▶ _PROBLEM REQUIREMENTS_: Retype the data that follows line by line, exactly, and leave its pictures out.

* start SUPPLIED MATERIAL *

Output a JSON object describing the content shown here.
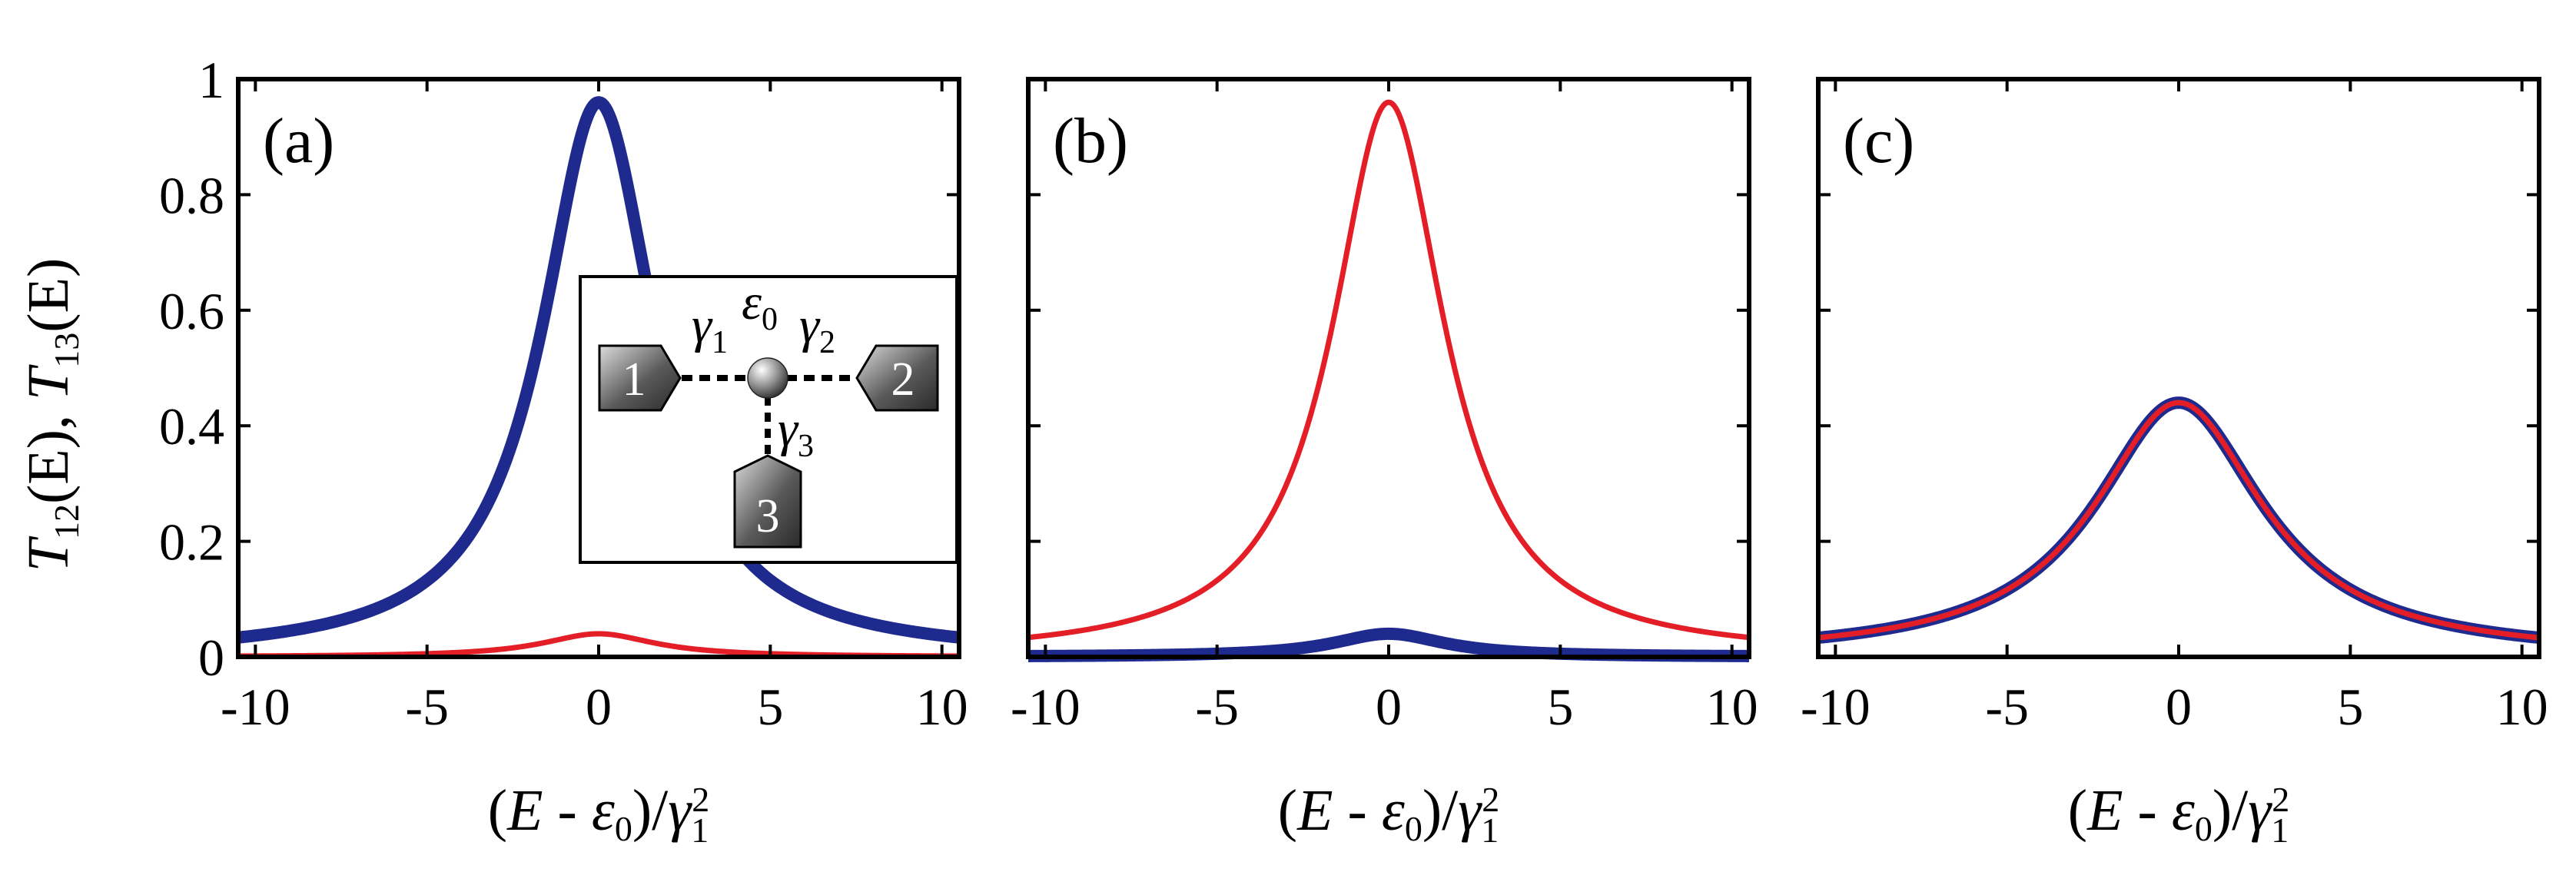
{
  "colors": {
    "blue": "#1f2a8f",
    "red": "#e41e26",
    "axis": "#000000",
    "lead_dark": "#3a3a3a",
    "lead_light": "#dcdcdc"
  },
  "y_axis": {
    "label_T12": "T",
    "label_sub12": "12",
    "label_E1": "(E)",
    "label_sep": ", ",
    "label_T13": "T",
    "label_sub13": "13",
    "label_E2": "(E)"
  },
  "x_axis": {
    "label_open": "(",
    "label_E": "E",
    "label_minus": " - ",
    "label_eps": "ε",
    "label_eps_sub": "0",
    "label_close": ")/",
    "label_gamma": "γ",
    "label_gamma_sub": "1",
    "label_gamma_sup": "2"
  },
  "inset": {
    "lead1": "1",
    "lead2": "2",
    "lead3": "3",
    "gamma": "γ",
    "sub1": "1",
    "sub2": "2",
    "sub3": "3",
    "epsilon": "ε",
    "eps_sub": "0"
  },
  "chart_data": [
    {
      "type": "line",
      "panel_label": "(a)",
      "xlim": [
        -10.5,
        10.5
      ],
      "ylim": [
        0,
        1
      ],
      "xticks": [
        -10,
        -5,
        0,
        5,
        10
      ],
      "xtick_labels": [
        "-10",
        "-5",
        "0",
        "5",
        "10"
      ],
      "yticks": [
        0,
        0.2,
        0.4,
        0.6,
        0.8,
        1
      ],
      "ytick_labels": [
        "0",
        "0.2",
        "0.4",
        "0.6",
        "0.8",
        "1"
      ],
      "series": [
        {
          "name": "T12",
          "color": "blue",
          "width": "thick",
          "peak": 0.96,
          "halfwidth": 2.0
        },
        {
          "name": "T13",
          "color": "red",
          "width": "thin",
          "peak": 0.04,
          "halfwidth": 2.0
        }
      ]
    },
    {
      "type": "line",
      "panel_label": "(b)",
      "xlim": [
        -10.5,
        10.5
      ],
      "ylim": [
        0,
        1
      ],
      "xticks": [
        -10,
        -5,
        0,
        5,
        10
      ],
      "xtick_labels": [
        "-10",
        "-5",
        "0",
        "5",
        "10"
      ],
      "yticks": [
        0,
        0.2,
        0.4,
        0.6,
        0.8,
        1
      ],
      "series": [
        {
          "name": "T12",
          "color": "blue",
          "width": "thick",
          "peak": 0.04,
          "halfwidth": 2.0
        },
        {
          "name": "T13",
          "color": "red",
          "width": "thin",
          "peak": 0.96,
          "halfwidth": 2.0
        }
      ]
    },
    {
      "type": "line",
      "panel_label": "(c)",
      "xlim": [
        -10.5,
        10.5
      ],
      "ylim": [
        0,
        1
      ],
      "xticks": [
        -10,
        -5,
        0,
        5,
        10
      ],
      "xtick_labels": [
        "-10",
        "-5",
        "0",
        "5",
        "10"
      ],
      "yticks": [
        0,
        0.2,
        0.4,
        0.6,
        0.8,
        1
      ],
      "series": [
        {
          "name": "T12",
          "color": "blue",
          "width": "thick",
          "peak": 0.44,
          "halfwidth": 3.0
        },
        {
          "name": "T13",
          "color": "red",
          "width": "thin",
          "peak": 0.44,
          "halfwidth": 3.0
        }
      ]
    }
  ]
}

* end SUPPLIED MATERIAL *

▶ _EXPECTED ANSWER_:
Output a JSON object describing the content shown here.
{
  "colors": {
    "blue": "#1f2a8f",
    "red": "#e41e26",
    "axis": "#000000",
    "lead_dark": "#3a3a3a",
    "lead_light": "#dcdcdc"
  },
  "y_axis": {
    "label_T12": "T",
    "label_sub12": "12",
    "label_E1": "(E)",
    "label_sep": ", ",
    "label_T13": "T",
    "label_sub13": "13",
    "label_E2": "(E)"
  },
  "x_axis": {
    "label_open": "(",
    "label_E": "E",
    "label_minus": " - ",
    "label_eps": "ε",
    "label_eps_sub": "0",
    "label_close": ")/",
    "label_gamma": "γ",
    "label_gamma_sub": "1",
    "label_gamma_sup": "2"
  },
  "inset": {
    "lead1": "1",
    "lead2": "2",
    "lead3": "3",
    "gamma": "γ",
    "sub1": "1",
    "sub2": "2",
    "sub3": "3",
    "epsilon": "ε",
    "eps_sub": "0"
  },
  "chart_data": [
    {
      "type": "line",
      "panel_label": "(a)",
      "xlim": [
        -10.5,
        10.5
      ],
      "ylim": [
        0,
        1
      ],
      "xticks": [
        -10,
        -5,
        0,
        5,
        10
      ],
      "xtick_labels": [
        "-10",
        "-5",
        "0",
        "5",
        "10"
      ],
      "yticks": [
        0,
        0.2,
        0.4,
        0.6,
        0.8,
        1
      ],
      "ytick_labels": [
        "0",
        "0.2",
        "0.4",
        "0.6",
        "0.8",
        "1"
      ],
      "series": [
        {
          "name": "T12",
          "color": "blue",
          "width": "thick",
          "peak": 0.96,
          "halfwidth": 2.0
        },
        {
          "name": "T13",
          "color": "red",
          "width": "thin",
          "peak": 0.04,
          "halfwidth": 2.0
        }
      ]
    },
    {
      "type": "line",
      "panel_label": "(b)",
      "xlim": [
        -10.5,
        10.5
      ],
      "ylim": [
        0,
        1
      ],
      "xticks": [
        -10,
        -5,
        0,
        5,
        10
      ],
      "xtick_labels": [
        "-10",
        "-5",
        "0",
        "5",
        "10"
      ],
      "yticks": [
        0,
        0.2,
        0.4,
        0.6,
        0.8,
        1
      ],
      "series": [
        {
          "name": "T12",
          "color": "blue",
          "width": "thick",
          "peak": 0.04,
          "halfwidth": 2.0
        },
        {
          "name": "T13",
          "color": "red",
          "width": "thin",
          "peak": 0.96,
          "halfwidth": 2.0
        }
      ]
    },
    {
      "type": "line",
      "panel_label": "(c)",
      "xlim": [
        -10.5,
        10.5
      ],
      "ylim": [
        0,
        1
      ],
      "xticks": [
        -10,
        -5,
        0,
        5,
        10
      ],
      "xtick_labels": [
        "-10",
        "-5",
        "0",
        "5",
        "10"
      ],
      "yticks": [
        0,
        0.2,
        0.4,
        0.6,
        0.8,
        1
      ],
      "series": [
        {
          "name": "T12",
          "color": "blue",
          "width": "thick",
          "peak": 0.44,
          "halfwidth": 3.0
        },
        {
          "name": "T13",
          "color": "red",
          "width": "thin",
          "peak": 0.44,
          "halfwidth": 3.0
        }
      ]
    }
  ]
}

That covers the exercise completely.